> _PROVIDED INFORMATION_:

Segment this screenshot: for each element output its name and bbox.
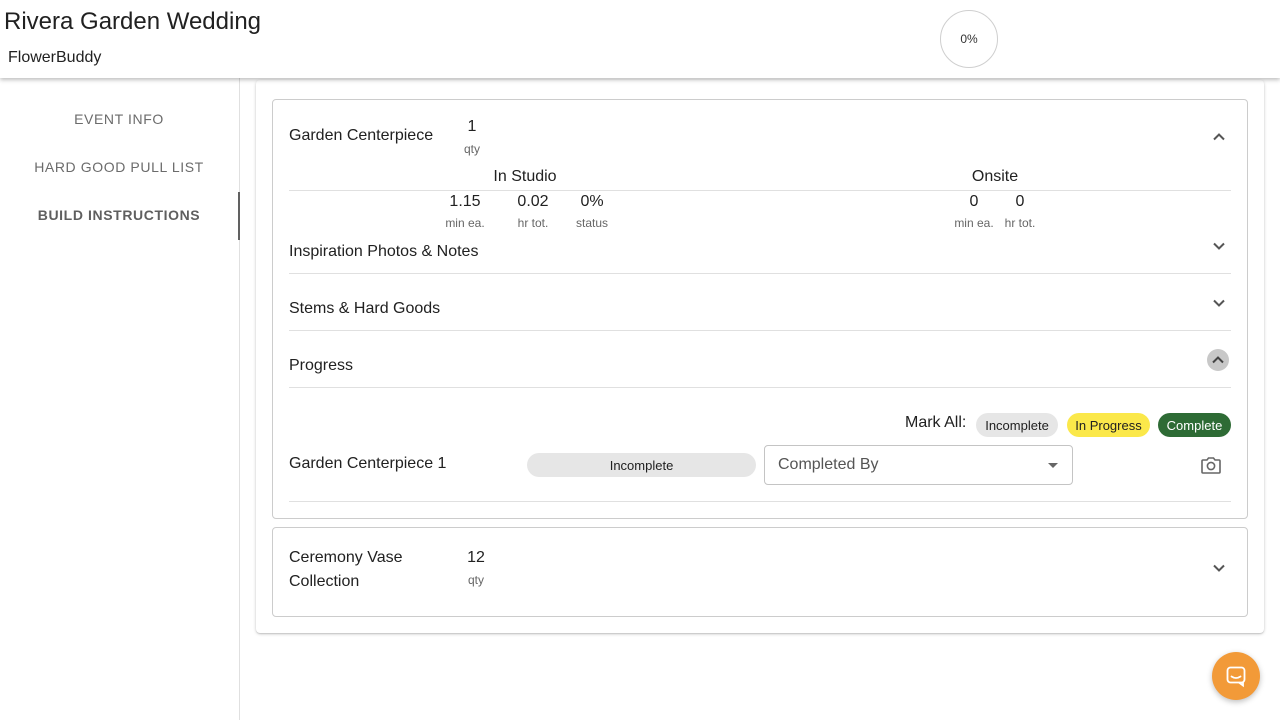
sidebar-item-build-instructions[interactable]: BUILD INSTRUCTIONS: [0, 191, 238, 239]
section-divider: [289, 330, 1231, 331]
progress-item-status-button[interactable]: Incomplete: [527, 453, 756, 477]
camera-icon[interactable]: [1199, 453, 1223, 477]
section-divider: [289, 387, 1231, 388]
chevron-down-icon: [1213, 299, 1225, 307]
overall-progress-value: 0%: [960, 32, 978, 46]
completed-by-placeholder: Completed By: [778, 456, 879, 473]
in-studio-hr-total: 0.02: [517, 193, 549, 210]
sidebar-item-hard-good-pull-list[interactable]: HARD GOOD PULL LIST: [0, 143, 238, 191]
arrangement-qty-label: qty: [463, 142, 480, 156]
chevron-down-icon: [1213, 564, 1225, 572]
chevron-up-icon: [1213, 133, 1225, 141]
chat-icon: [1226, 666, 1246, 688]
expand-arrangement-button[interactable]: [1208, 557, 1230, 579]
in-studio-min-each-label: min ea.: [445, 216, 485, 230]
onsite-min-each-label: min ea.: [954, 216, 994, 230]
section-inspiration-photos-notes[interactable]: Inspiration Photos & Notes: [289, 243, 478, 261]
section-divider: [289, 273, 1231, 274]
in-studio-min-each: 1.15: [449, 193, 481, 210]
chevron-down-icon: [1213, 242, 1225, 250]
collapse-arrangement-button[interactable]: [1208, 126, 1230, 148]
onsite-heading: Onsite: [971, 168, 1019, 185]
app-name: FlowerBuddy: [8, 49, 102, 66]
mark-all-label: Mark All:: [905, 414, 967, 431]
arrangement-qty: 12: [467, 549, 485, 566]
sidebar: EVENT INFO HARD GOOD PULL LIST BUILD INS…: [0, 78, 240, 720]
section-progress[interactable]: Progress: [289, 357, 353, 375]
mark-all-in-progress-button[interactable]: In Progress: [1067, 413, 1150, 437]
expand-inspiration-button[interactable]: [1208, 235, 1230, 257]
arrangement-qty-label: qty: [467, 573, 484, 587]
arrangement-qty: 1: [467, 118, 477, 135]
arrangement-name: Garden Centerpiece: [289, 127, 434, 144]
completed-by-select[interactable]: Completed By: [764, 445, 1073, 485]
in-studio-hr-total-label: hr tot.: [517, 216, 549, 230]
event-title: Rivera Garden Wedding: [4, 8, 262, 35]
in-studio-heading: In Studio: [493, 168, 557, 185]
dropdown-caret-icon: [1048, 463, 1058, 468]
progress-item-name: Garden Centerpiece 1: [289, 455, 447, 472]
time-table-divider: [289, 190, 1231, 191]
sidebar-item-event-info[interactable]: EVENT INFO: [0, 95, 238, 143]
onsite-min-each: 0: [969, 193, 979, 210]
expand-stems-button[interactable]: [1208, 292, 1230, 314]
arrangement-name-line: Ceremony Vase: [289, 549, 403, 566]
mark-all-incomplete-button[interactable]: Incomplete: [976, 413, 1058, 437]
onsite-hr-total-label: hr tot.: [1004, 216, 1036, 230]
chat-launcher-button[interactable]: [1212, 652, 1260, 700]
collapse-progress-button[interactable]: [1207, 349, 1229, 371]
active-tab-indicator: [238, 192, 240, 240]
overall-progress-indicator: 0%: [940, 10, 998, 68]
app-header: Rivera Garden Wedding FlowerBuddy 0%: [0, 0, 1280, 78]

> _AIM_: Update the lines above by replacing "Garden Centerpiece" with "Table Arrangement" and keeping everything else the same. Leave out the pictures.

> _SOLUTION TO THIS TASK_:
Segment this screenshot: for each element output its name and bbox.
sidebar-item-build-instructions[interactable]: BUILD INSTRUCTIONS: [0, 191, 238, 239]
section-divider: [289, 330, 1231, 331]
progress-item-status-button[interactable]: Incomplete: [527, 453, 756, 477]
camera-icon[interactable]: [1199, 453, 1223, 477]
section-divider: [289, 387, 1231, 388]
chevron-down-icon: [1213, 299, 1225, 307]
overall-progress-value: 0%: [960, 32, 978, 46]
completed-by-placeholder: Completed By: [778, 456, 879, 473]
in-studio-hr-total: 0.02: [517, 193, 549, 210]
sidebar-item-hard-good-pull-list[interactable]: HARD GOOD PULL LIST: [0, 143, 238, 191]
arrangement-qty-label: qty: [463, 142, 480, 156]
chevron-down-icon: [1213, 564, 1225, 572]
chevron-up-icon: [1213, 133, 1225, 141]
chat-icon: [1226, 666, 1246, 688]
expand-arrangement-button[interactable]: [1208, 557, 1230, 579]
in-studio-min-each-label: min ea.: [445, 216, 485, 230]
onsite-min-each-label: min ea.: [954, 216, 994, 230]
section-inspiration-photos-notes[interactable]: Inspiration Photos & Notes: [289, 243, 478, 261]
section-divider: [289, 273, 1231, 274]
in-studio-min-each: 1.15: [449, 193, 481, 210]
chevron-down-icon: [1213, 242, 1225, 250]
collapse-arrangement-button[interactable]: [1208, 126, 1230, 148]
onsite-heading: Onsite: [971, 168, 1019, 185]
app-name: FlowerBuddy: [8, 49, 102, 66]
mark-all-label: Mark All:: [905, 414, 967, 431]
arrangement-qty: 12: [467, 549, 485, 566]
sidebar: EVENT INFO HARD GOOD PULL LIST BUILD INS…: [0, 78, 240, 720]
section-progress[interactable]: Progress: [289, 357, 353, 375]
mark-all-in-progress-button[interactable]: In Progress: [1067, 413, 1150, 437]
expand-inspiration-button[interactable]: [1208, 235, 1230, 257]
arrangement-qty-label: qty: [467, 573, 484, 587]
arrangement-qty: 1: [467, 118, 477, 135]
arrangement-name: Table Arrangement: [289, 127, 434, 144]
completed-by-select[interactable]: Completed By: [764, 445, 1073, 485]
in-studio-hr-total-label: hr tot.: [517, 216, 549, 230]
event-title: Rivera Garden Wedding: [4, 8, 262, 35]
in-studio-heading: In Studio: [493, 168, 557, 185]
dropdown-caret-icon: [1048, 463, 1058, 468]
progress-item-name: Table Arrangement 1: [289, 455, 447, 472]
time-table-divider: [289, 190, 1231, 191]
sidebar-item-event-info[interactable]: EVENT INFO: [0, 95, 238, 143]
onsite-min-each: 0: [969, 193, 979, 210]
expand-stems-button[interactable]: [1208, 292, 1230, 314]
arrangement-name-line: Ceremony Vase: [289, 549, 403, 566]
mark-all-incomplete-button[interactable]: Incomplete: [976, 413, 1058, 437]
onsite-hr-total-label: hr tot.: [1004, 216, 1036, 230]
chat-launcher-button[interactable]: [1212, 652, 1260, 700]
collapse-progress-button[interactable]: [1207, 349, 1229, 371]
active-tab-indicator: [238, 192, 240, 240]
overall-progress-indicator: 0%: [940, 10, 998, 68]
app-header: Rivera Garden Wedding FlowerBuddy 0%: [0, 0, 1280, 78]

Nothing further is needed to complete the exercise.